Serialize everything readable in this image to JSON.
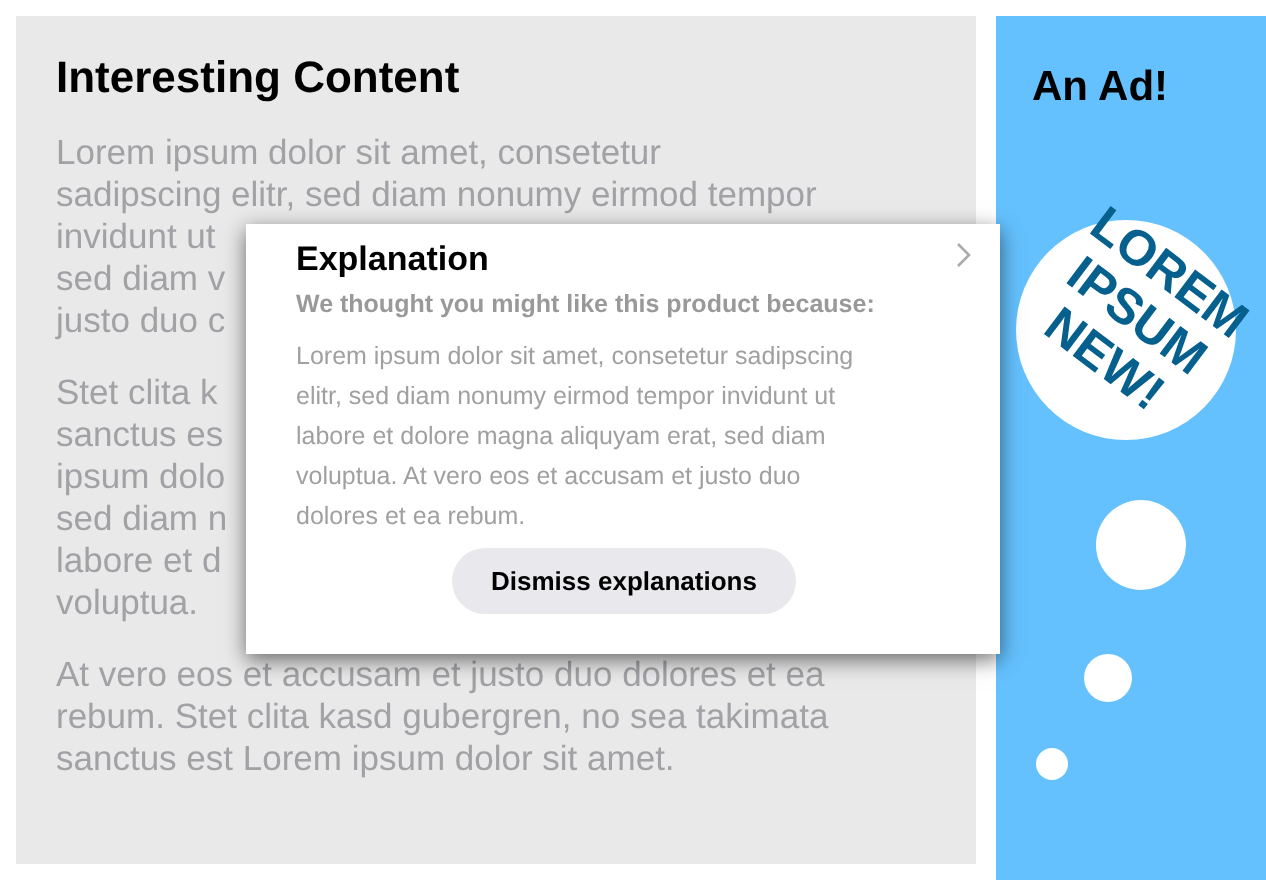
{
  "content": {
    "title": "Interesting Content",
    "paragraphs": [
      {
        "lines": [
          "Lorem ipsum dolor sit amet, consetetur",
          "sadipscing elitr, sed diam nonumy eirmod tempor",
          "invidunt ut",
          "sed diam v",
          "justo duo c"
        ]
      },
      {
        "lines": [
          "Stet clita k",
          "sanctus es",
          "ipsum dolo",
          "sed diam n",
          "labore et d",
          "voluptua."
        ]
      },
      {
        "lines": [
          "At vero eos et accusam et justo duo dolores et ea",
          "rebum. Stet clita kasd gubergren, no sea takimata",
          "sanctus est Lorem ipsum dolor sit amet."
        ]
      }
    ]
  },
  "popup": {
    "title": "Explanation",
    "subtitle": "We thought you might like this product because:",
    "body": "Lorem ipsum dolor sit amet, consetetur sadipscing elitr, sed diam nonumy eirmod tempor invidunt ut labore et dolore magna aliquyam erat, sed diam voluptua. At vero eos et accusam et justo duo dolores et ea rebum.",
    "button": "Dismiss explanations"
  },
  "ad": {
    "title": "An Ad!",
    "slogan_lines": [
      "LOREM",
      "IPSUM",
      "NEW!"
    ]
  }
}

**Problem description**
Say, as a bare number, how many lines in the entries above include the string "dolores".

**Correct answer**
2